--- Start ---

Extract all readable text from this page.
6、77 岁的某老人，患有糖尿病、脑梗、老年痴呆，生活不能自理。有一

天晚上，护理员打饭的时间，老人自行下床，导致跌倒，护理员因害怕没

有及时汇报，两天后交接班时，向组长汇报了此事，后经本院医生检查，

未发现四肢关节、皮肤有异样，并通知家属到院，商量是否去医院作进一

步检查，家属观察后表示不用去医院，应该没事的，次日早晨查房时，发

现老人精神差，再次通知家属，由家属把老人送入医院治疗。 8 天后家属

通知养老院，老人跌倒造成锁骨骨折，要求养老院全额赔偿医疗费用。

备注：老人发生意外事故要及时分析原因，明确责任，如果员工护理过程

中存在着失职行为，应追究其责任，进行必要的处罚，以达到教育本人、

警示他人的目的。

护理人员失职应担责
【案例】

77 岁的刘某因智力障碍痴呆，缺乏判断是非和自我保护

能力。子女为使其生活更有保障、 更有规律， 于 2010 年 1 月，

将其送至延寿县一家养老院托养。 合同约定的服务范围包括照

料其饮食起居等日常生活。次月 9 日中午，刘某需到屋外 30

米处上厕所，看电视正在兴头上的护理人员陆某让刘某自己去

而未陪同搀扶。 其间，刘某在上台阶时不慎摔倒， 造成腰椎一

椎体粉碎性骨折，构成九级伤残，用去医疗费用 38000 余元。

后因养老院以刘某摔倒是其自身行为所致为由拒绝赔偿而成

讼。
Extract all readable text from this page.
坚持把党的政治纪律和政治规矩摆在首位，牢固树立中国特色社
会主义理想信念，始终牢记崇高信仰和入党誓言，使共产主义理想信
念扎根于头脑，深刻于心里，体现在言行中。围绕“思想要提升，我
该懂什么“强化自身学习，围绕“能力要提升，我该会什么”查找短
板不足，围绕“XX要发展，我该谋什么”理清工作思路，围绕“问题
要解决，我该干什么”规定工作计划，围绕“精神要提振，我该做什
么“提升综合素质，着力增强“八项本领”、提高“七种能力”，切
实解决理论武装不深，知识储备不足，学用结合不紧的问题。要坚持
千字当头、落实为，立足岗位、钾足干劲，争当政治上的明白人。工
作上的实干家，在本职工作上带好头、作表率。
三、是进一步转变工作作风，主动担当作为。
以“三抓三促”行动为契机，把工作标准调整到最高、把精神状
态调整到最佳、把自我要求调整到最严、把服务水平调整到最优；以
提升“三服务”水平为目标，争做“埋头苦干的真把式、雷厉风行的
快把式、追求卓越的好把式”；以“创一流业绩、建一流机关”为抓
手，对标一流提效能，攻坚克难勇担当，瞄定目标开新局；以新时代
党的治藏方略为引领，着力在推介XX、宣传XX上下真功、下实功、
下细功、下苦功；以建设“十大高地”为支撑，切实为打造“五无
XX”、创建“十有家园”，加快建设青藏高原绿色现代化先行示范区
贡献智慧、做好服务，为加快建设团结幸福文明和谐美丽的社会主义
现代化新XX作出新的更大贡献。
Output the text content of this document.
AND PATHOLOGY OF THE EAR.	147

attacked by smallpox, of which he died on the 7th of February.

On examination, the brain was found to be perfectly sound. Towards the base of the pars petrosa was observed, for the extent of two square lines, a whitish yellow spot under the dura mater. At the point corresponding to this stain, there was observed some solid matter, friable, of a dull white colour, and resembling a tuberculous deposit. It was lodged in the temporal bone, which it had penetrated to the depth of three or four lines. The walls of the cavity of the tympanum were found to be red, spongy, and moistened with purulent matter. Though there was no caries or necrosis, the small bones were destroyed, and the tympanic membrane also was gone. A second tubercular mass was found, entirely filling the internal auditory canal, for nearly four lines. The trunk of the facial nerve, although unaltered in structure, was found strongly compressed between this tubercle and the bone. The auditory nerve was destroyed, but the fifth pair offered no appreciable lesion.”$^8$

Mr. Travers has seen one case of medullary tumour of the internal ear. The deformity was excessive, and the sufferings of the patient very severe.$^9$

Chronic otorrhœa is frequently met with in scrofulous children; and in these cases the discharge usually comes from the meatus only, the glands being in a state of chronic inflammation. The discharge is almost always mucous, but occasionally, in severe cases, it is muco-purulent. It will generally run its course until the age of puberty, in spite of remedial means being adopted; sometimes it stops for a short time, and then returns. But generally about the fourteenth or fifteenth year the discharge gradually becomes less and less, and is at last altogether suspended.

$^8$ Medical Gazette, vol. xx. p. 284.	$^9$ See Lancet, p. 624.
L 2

--- End ---

Problem to work on: Sift the material for lines with the string "this". Copy each one found.

Task answer:
Extract all readable text from this page.
Extract all readable text from this page.
Output the text content of this document.
On examination, the brain was found to be perfectly sound. Towards the base of the pars petrosa was observed, for the extent of two square lines, a whitish yellow spot under the dura mater. At the point corresponding to this stain, there was observed some solid matter, friable, of a dull white colour, and resembling a tuberculous deposit. It was lodged in the temporal bone, which it had penetrated to the depth of three or four lines. The walls of the cavity of the tympanum were found to be red, spongy, and moistened with purulent matter. Though there was no caries or necrosis, the small bones were destroyed, and the tympanic membrane also was gone. A second tubercular mass was found, entirely filling the internal auditory canal, for nearly four lines. The trunk of the facial nerve, although unaltered in structure, was found strongly compressed between this tubercle and the bone. The auditory nerve was destroyed, but the fifth pair offered no appreciable lesion.”$^8$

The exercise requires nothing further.